**Seçilmiş Metin**.
....

Burçin Akgün Ünaldı

17 Mart 2019

Yüksek modayı 'çıktı'dan almak

3D baskı tekniği ile üretilmiş kıyafetleri sokağımızdaki butikte bulamıyor olsak da podyumda, büyük tekstil fuarlarında ve büyük markaların amiral mağazalarında çokça görmeye başladık

Hemen hepimiz 3D yazıcıların üretim dünyasını, mesken endüstrisini nasıl değiştireceğini ve yüksek ihtimalle eğitimi yeniden şekillendireceğini duyuyoruz.  Ancak, 3D baskı teknolojisinden çok şey kazanacak bir endüstri var ve o da moda endüstrisi. Üstelik yalnızca kitlesel üretim yapan markalar değil modanın lüks moda markaları ve hatta özellikle sınırları zorlamayı seven couture tasarımcıları da bu teknolojiye gözlerini çoktan çevirmiş durumda.  Özellikle 3D yazıcıların maliyetindeki düşüş ve moda endüstrisinin giyilebilir teknolojiye eğilimi, moda tasarımcılarının bu teknolojiyi “yeni bir yaratıcı ortam” olarak kucaklamalarını ve heyecan duymalarını sağladı.  Artık yüksek modanın lüks evleri zanaatkarların, terzilerin, kalıpçıların ve nakışçıların yanına mühendisleri ve matematikçileri de yerleştiriyor; defile ya da koleksiyon iş birliklerinde mühendislik firmaları ile anılıyorlar.

3D baskı ürünü moda, kıyafetten ayakkabı ve aksesuara giyilebilir ve üç boyutlu basılmış her şeyi kapsıyor, tasarımlar ise çok klasik ve sıradan görünümlü olanlardan oldukça fütüristik birer yüksek moda eserine kadar değişkenlik gösteriyor.  Her ne kadar şimdilik 3D baskı tekniği ile üretilmiş kıyafetleri sokağımızdaki butikte bulamıyor olsak da bu inovasyonun ürünlerini özellikle podyumda, büyük tekstil fuarlarında ve müşterilerine “kişiselleştirme” deneyimi vaat eden büyük markaların bazı amiral mağazalarında çokça görmeye başladık.

....

**Sağlanan Veriler**.
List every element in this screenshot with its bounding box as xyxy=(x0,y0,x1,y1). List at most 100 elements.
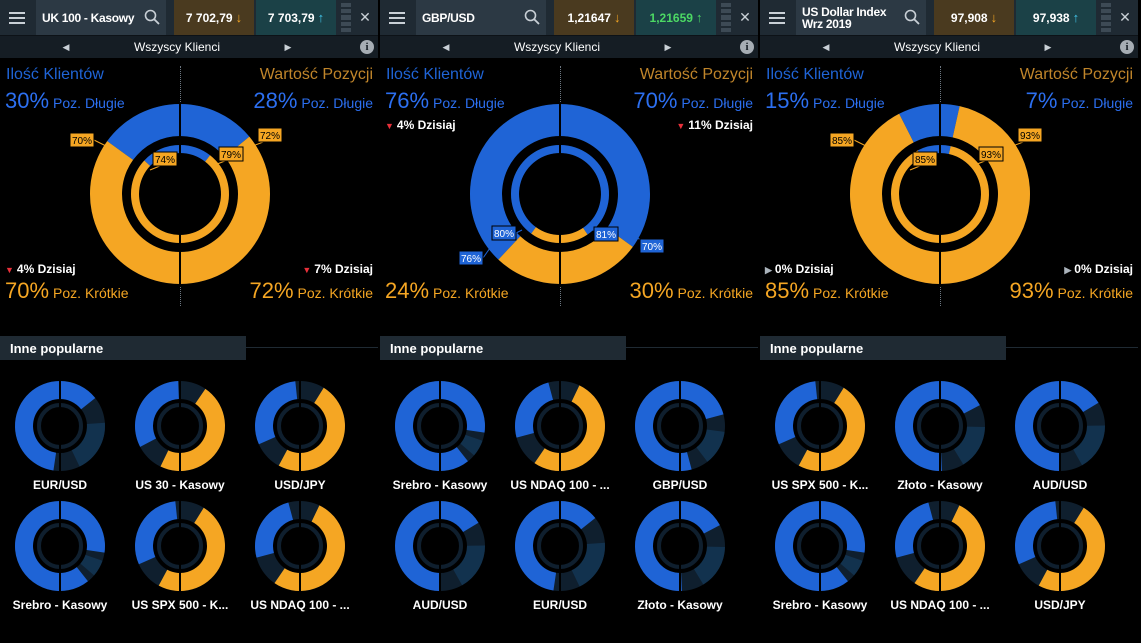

....

**Yapılacak Çalışmalar**.
1. 3D baskı ve moda konulu yazıda yüksek modanın lüks evlerinde bir arada çalıştığı belirtilen meslek gruplarının tamamını sıralayınız.
2. 3D baskı ve moda konulu yazıya göre aşağıdaki soruları yanıtlayınız.
(a) Yazının tarihi nedir?
(b) Moda tasarımcılarının bu teknolojiyi "yeni bir yaratıcı ortam" olarak kucaklamasını hangi iki etken sağlamıştır?
(c) 3D baskı tekniğiyle üretilmiş kıyafetler şimdilik nerede bulunamamaktadır?
3. 3D baskı ve moda konulu yazıyı kaldığı yerden sürdürünüz.

**Alıştırma Yanıtları**.
1. Zanaatkarlar, terziler, kalıpçılar, nakışçılar, mühendisler, matematikçiler

2.
(a) 17 Mart 2019
(b) 3D yazıcıların maliyetindeki düşüş ve moda endüstrisinin giyilebilir teknolojiye eğilimi
(c) Sokağımızdaki butikte

3.
Tasarımcılar için bir kıyafet tasarımın en meydan okuyan kısmı vücudu rahat ettirecek esnekliğin sağlanması, bu sebeple tasarımlarında kullandıkları tekstil malzemelerinin esnekliği, yumuşaklığı ve şekil almaya uygunluğu oldukça önemli. 4-5 yıl öncesine kadar 3D baskı teknolojisi bir kıyafetin daha çok esneme ihtiyacı duyulmayan kısımları için kullanılmaya başlanmıştı; daha formlu, eklenti ya da yumuşaklık gerektirmeyen bölgelerde bu teknoloji ürünü parçalar yer alabiliyordu. Bu sebeple de daha çok ağ ya da petek biçimli olarak parçalar basılarak birbirine sonradan ekleniyordu.  Oysa bugün neredeyse yekpare bir kıyafetin basılabildiği bir 3D teknolojisi var elimizde. Birkaç örnekten önce lüks modada bu teknoloji ile tasarladığı kıyafetler giyilebilir birer sanat eseri olan Iris van Herpen’i anmak gerekiyor. Futurist yaklaşımlarla başladığı ve giyilebilirden çok sergilenebilir olan 3D baskıyla üretilmiş tasarımları yanında bugün kolayca giyilebilen birer gece kıyafeti ya da büstiyer gibi tasarımları da var.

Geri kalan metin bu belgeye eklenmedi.